» Exercise aim
Are you able to quote each entry exactly as written?

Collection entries
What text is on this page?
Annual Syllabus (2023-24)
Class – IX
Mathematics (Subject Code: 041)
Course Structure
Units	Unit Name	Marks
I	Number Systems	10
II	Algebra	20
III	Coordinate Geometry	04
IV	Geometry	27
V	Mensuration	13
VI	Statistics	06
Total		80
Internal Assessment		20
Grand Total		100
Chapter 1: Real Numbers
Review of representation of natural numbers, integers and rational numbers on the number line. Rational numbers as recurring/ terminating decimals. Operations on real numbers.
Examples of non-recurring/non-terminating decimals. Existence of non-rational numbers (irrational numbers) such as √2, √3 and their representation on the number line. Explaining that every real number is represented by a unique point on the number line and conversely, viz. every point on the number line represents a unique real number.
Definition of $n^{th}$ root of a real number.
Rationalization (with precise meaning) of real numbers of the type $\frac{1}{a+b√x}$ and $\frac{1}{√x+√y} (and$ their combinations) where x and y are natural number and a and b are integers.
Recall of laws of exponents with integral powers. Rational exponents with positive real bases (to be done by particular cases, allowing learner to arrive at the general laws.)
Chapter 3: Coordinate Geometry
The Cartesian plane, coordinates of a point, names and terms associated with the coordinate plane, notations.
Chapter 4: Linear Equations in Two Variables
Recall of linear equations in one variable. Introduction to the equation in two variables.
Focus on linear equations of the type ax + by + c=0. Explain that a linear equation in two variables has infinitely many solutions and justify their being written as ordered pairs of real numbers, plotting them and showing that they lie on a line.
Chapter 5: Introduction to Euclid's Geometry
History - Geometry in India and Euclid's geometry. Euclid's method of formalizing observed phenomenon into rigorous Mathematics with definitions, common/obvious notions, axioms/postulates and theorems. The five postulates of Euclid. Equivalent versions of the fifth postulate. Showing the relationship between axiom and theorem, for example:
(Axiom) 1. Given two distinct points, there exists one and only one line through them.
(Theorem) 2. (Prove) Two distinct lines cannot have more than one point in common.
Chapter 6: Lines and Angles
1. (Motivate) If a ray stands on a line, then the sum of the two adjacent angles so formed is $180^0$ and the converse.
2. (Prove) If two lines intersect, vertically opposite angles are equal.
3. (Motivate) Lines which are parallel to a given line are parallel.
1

» Solution to the exercise
What text is on this page?
Annual Syllabus (2023-24)
Class – IX
Mathematics (Subject Code: 041)
Course Structure
Units	Unit Name	Marks
I	Number Systems	10
II	Algebra	20
III	Coordinate Geometry	04
IV	Geometry	27
V	Mensuration	13
VI	Statistics	06
Total		80
Internal Assessment		20
Grand Total		100
Chapter 1: Real Numbers
Review of representation of natural numbers, integers and rational numbers on the number line. Rational numbers as recurring/ terminating decimals. Operations on real numbers.
Examples of non-recurring/non-terminating decimals. Existence of non-rational numbers (irrational numbers) such as √2, √3 and their representation on the number line. Explaining that every real number is represented by a unique point on the number line and conversely, viz. every point on the number line represents a unique real number.
Definition of $n^{th}$ root of a real number.
Rationalization (with precise meaning) of real numbers of the type $\frac{1}{a+b√x}$ and $\frac{1}{√x+√y} (and$ their combinations) where x and y are natural number and a and b are integers.
Recall of laws of exponents with integral powers. Rational exponents with positive real bases (to be done by particular cases, allowing learner to arrive at the general laws.)
Chapter 3: Coordinate Geometry
The Cartesian plane, coordinates of a point, names and terms associated with the coordinate plane, notations.
Chapter 4: Linear Equations in Two Variables
Recall of linear equations in one variable. Introduction to the equation in two variables.
Focus on linear equations of the type ax + by + c=0. Explain that a linear equation in two variables has infinitely many solutions and justify their being written as ordered pairs of real numbers, plotting them and showing that they lie on a line.
Chapter 5: Introduction to Euclid's Geometry
History - Geometry in India and Euclid's geometry. Euclid's method of formalizing observed phenomenon into rigorous Mathematics with definitions, common/obvious notions, axioms/postulates and theorems. The five postulates of Euclid. Equivalent versions of the fifth postulate. Showing the relationship between axiom and theorem, for example:
(Axiom) 1. Given two distinct points, there exists one and only one line through them.
(Theorem) 2. (Prove) Two distinct lines cannot have more than one point in common.
Chapter 6: Lines and Angles
1. (Motivate) If a ray stands on a line, then the sum of the two adjacent angles so formed is $180^0$ and the converse.
2. (Prove) If two lines intersect, vertically opposite angles are equal.
3. (Motivate) Lines which are parallel to a given line are parallel.
1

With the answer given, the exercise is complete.